# STATED EXERCISE:
Rewrite every line of the material below as a numbered list, omitting blank lines. Leave the pictures out of your answer.

[Records drawn from a data source]
────────────────

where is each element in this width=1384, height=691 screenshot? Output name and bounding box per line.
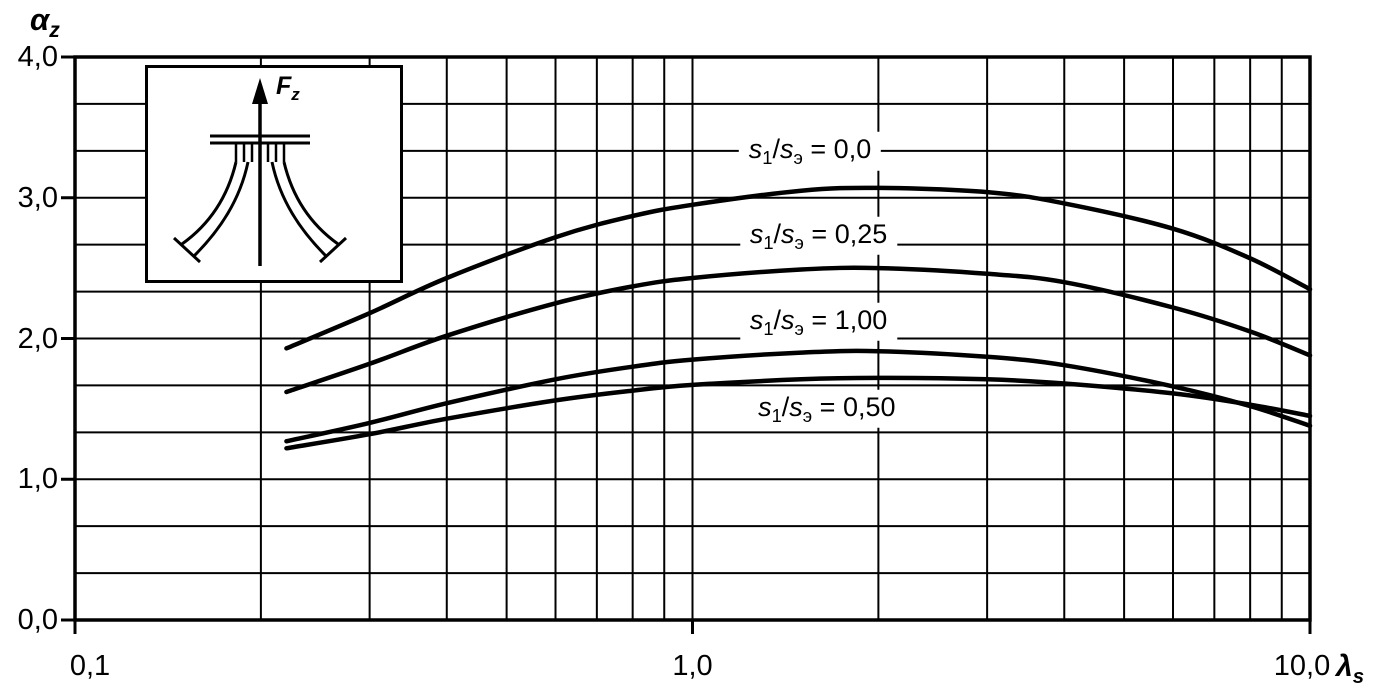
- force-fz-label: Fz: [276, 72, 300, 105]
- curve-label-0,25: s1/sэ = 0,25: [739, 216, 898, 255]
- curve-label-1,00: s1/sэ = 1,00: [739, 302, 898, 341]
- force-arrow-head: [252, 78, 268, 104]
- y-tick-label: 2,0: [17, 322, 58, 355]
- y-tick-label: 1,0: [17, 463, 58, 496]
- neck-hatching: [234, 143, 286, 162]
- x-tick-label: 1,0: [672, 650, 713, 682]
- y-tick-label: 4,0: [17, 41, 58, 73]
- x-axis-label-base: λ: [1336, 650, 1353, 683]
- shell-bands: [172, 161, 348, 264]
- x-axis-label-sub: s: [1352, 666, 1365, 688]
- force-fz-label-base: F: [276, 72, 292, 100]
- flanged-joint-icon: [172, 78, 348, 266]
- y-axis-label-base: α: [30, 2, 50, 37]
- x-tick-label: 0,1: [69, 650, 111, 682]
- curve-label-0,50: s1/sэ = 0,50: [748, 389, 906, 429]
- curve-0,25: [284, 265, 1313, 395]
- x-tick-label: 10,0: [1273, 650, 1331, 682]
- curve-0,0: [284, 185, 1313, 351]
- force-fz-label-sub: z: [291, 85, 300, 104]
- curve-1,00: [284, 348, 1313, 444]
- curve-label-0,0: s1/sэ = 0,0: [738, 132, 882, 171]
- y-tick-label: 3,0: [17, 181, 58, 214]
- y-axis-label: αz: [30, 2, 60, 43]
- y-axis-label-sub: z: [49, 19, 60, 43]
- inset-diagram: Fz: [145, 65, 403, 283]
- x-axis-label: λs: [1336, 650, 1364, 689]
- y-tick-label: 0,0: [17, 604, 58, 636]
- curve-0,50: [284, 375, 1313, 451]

────────────────

# TASK RESPONSE:
1. where is each element in this width=1384, height=691 screenshot? Output name and bounding box per line.
2. - force-fz-label: Fz: [276, 72, 300, 105]
3. - curve-label-0,25: s1/sэ = 0,25: [739, 216, 898, 255]
4. - curve-label-1,00: s1/sэ = 1,00: [739, 302, 898, 341]
5. - force-arrow-head: [252, 78, 268, 104]
6. - y-tick-label: 2,0: [17, 322, 58, 355]
7. - y-tick-label: 1,0: [17, 463, 58, 496]
8. - neck-hatching: [234, 143, 286, 162]
9. - x-tick-label: 1,0: [672, 650, 713, 682]
10. - y-tick-label: 4,0: [17, 41, 58, 73]
11. - x-axis-label-base: λ: [1336, 650, 1353, 683]
12. - shell-bands: [172, 161, 348, 264]
13. - x-axis-label-sub: s: [1352, 666, 1365, 688]
14. - force-fz-label-base: F: [276, 72, 292, 100]
15. - flanged-joint-icon: [172, 78, 348, 266]
16. - y-axis-label-base: α: [30, 2, 50, 37]
17. - x-tick-label: 0,1: [69, 650, 111, 682]
18. - curve-label-0,50: s1/sэ = 0,50: [748, 389, 906, 429]
19. - curve-0,25: [284, 265, 1313, 395]
20. - x-tick-label: 10,0: [1273, 650, 1331, 682]
21. - curve-0,0: [284, 185, 1313, 351]
22. - force-fz-label-sub: z: [291, 85, 300, 104]
23. - curve-1,00: [284, 348, 1313, 444]
24. - curve-label-0,0: s1/sэ = 0,0: [738, 132, 882, 171]
25. - y-tick-label: 3,0: [17, 181, 58, 214]
26. - y-axis-label: αz: [30, 2, 60, 43]
27. - y-axis-label-sub: z: [49, 19, 60, 43]
28. - inset-diagram: Fz: [145, 65, 403, 283]
29. - x-axis-label: λs: [1336, 650, 1364, 689]
30. - y-tick-label: 0,0: [17, 604, 58, 636]
31. - curve-0,50: [284, 375, 1313, 451]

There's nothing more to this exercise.